▸ **Dataset records**
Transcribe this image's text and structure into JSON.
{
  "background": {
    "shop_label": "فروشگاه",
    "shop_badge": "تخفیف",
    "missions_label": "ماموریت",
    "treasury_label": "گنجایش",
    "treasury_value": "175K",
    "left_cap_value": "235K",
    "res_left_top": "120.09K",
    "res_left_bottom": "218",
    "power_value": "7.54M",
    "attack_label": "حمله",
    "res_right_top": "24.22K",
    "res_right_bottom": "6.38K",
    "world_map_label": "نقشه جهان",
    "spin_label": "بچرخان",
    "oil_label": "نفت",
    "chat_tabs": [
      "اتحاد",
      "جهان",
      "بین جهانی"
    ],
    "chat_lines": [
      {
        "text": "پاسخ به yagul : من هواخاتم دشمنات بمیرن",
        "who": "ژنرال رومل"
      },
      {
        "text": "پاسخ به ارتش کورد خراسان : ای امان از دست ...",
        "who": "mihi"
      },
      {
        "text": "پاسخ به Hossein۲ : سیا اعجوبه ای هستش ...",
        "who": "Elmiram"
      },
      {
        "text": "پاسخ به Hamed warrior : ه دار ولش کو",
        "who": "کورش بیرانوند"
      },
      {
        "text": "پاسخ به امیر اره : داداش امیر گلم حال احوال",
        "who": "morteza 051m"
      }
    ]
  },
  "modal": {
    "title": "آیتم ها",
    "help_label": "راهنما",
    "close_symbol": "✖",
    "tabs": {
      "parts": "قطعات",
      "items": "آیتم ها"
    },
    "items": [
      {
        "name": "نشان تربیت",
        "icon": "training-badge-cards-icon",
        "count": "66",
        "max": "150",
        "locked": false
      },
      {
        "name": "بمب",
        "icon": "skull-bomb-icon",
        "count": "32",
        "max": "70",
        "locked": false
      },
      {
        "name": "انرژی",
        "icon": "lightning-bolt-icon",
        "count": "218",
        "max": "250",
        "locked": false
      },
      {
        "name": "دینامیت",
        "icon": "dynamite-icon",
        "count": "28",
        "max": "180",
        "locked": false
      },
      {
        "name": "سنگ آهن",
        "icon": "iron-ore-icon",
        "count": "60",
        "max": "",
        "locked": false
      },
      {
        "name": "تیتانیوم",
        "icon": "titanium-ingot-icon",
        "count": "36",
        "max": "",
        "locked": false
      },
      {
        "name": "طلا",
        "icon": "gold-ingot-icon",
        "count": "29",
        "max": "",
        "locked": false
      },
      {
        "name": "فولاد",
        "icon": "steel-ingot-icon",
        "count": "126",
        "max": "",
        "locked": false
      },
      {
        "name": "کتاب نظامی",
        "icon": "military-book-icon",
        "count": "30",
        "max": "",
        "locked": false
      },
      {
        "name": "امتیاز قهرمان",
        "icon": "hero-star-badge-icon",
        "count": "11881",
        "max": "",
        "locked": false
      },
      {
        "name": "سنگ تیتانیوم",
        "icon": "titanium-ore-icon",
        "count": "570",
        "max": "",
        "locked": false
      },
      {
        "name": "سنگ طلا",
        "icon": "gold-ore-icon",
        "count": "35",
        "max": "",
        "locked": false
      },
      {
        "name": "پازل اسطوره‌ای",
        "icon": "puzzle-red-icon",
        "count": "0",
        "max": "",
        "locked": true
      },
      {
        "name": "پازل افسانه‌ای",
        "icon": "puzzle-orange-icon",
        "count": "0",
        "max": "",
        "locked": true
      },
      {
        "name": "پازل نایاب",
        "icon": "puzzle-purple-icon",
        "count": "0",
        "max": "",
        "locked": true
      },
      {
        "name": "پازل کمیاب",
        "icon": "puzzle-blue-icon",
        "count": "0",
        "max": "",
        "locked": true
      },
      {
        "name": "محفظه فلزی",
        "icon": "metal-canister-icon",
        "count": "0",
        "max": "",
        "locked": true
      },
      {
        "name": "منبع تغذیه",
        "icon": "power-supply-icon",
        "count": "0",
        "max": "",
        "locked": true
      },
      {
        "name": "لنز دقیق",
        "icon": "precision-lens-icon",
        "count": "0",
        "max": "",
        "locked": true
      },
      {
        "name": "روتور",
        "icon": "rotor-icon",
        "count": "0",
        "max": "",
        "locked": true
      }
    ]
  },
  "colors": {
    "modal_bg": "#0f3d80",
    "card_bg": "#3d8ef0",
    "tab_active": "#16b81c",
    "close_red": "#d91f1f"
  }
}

▸ **Brief**
Reproduce the material in full, with no word added or dropped.

▸ **Result for this exercise**
Transcribe this image's text and structure into JSON.
{
  "background": {
    "shop_label": "فروشگاه",
    "shop_badge": "تخفیف",
    "missions_label": "ماموریت",
    "treasury_label": "گنجایش",
    "treasury_value": "175K",
    "left_cap_value": "235K",
    "res_left_top": "120.09K",
    "res_left_bottom": "218",
    "power_value": "7.54M",
    "attack_label": "حمله",
    "res_right_top": "24.22K",
    "res_right_bottom": "6.38K",
    "world_map_label": "نقشه جهان",
    "spin_label": "بچرخان",
    "oil_label": "نفت",
    "chat_tabs": [
      "اتحاد",
      "جهان",
      "بین جهانی"
    ],
    "chat_lines": [
      {
        "text": "پاسخ به yagul : من هواخاتم دشمنات بمیرن",
        "who": "ژنرال رومل"
      },
      {
        "text": "پاسخ به ارتش کورد خراسان : ای امان از دست ...",
        "who": "mihi"
      },
      {
        "text": "پاسخ به Hossein۲ : سیا اعجوبه ای هستش ...",
        "who": "Elmiram"
      },
      {
        "text": "پاسخ به Hamed warrior : ه دار ولش کو",
        "who": "کورش بیرانوند"
      },
      {
        "text": "پاسخ به امیر اره : داداش امیر گلم حال احوال",
        "who": "morteza 051m"
      }
    ]
  },
  "modal": {
    "title": "آیتم ها",
    "help_label": "راهنما",
    "close_symbol": "✖",
    "tabs": {
      "parts": "قطعات",
      "items": "آیتم ها"
    },
    "items": [
      {
        "name": "نشان تربیت",
        "icon": "training-badge-cards-icon",
        "count": "66",
        "max": "150",
        "locked": false
      },
      {
        "name": "بمب",
        "icon": "skull-bomb-icon",
        "count": "32",
        "max": "70",
        "locked": false
      },
      {
        "name": "انرژی",
        "icon": "lightning-bolt-icon",
        "count": "218",
        "max": "250",
        "locked": false
      },
      {
        "name": "دینامیت",
        "icon": "dynamite-icon",
        "count": "28",
        "max": "180",
        "locked": false
      },
      {
        "name": "سنگ آهن",
        "icon": "iron-ore-icon",
        "count": "60",
        "max": "",
        "locked": false
      },
      {
        "name": "تیتانیوم",
        "icon": "titanium-ingot-icon",
        "count": "36",
        "max": "",
        "locked": false
      },
      {
        "name": "طلا",
        "icon": "gold-ingot-icon",
        "count": "29",
        "max": "",
        "locked": false
      },
      {
        "name": "فولاد",
        "icon": "steel-ingot-icon",
        "count": "126",
        "max": "",
        "locked": false
      },
      {
        "name": "کتاب نظامی",
        "icon": "military-book-icon",
        "count": "30",
        "max": "",
        "locked": false
      },
      {
        "name": "امتیاز قهرمان",
        "icon": "hero-star-badge-icon",
        "count": "11881",
        "max": "",
        "locked": false
      },
      {
        "name": "سنگ تیتانیوم",
        "icon": "titanium-ore-icon",
        "count": "570",
        "max": "",
        "locked": false
      },
      {
        "name": "سنگ طلا",
        "icon": "gold-ore-icon",
        "count": "35",
        "max": "",
        "locked": false
      },
      {
        "name": "پازل اسطوره‌ای",
        "icon": "puzzle-red-icon",
        "count": "0",
        "max": "",
        "locked": true
      },
      {
        "name": "پازل افسانه‌ای",
        "icon": "puzzle-orange-icon",
        "count": "0",
        "max": "",
        "locked": true
      },
      {
        "name": "پازل نایاب",
        "icon": "puzzle-purple-icon",
        "count": "0",
        "max": "",
        "locked": true
      },
      {
        "name": "پازل کمیاب",
        "icon": "puzzle-blue-icon",
        "count": "0",
        "max": "",
        "locked": true
      },
      {
        "name": "محفظه فلزی",
        "icon": "metal-canister-icon",
        "count": "0",
        "max": "",
        "locked": true
      },
      {
        "name": "منبع تغذیه",
        "icon": "power-supply-icon",
        "count": "0",
        "max": "",
        "locked": true
      },
      {
        "name": "لنز دقیق",
        "icon": "precision-lens-icon",
        "count": "0",
        "max": "",
        "locked": true
      },
      {
        "name": "روتور",
        "icon": "rotor-icon",
        "count": "0",
        "max": "",
        "locked": true
      }
    ]
  },
  "colors": {
    "modal_bg": "#0f3d80",
    "card_bg": "#3d8ef0",
    "tab_active": "#16b81c",
    "close_red": "#d91f1f"
  }
}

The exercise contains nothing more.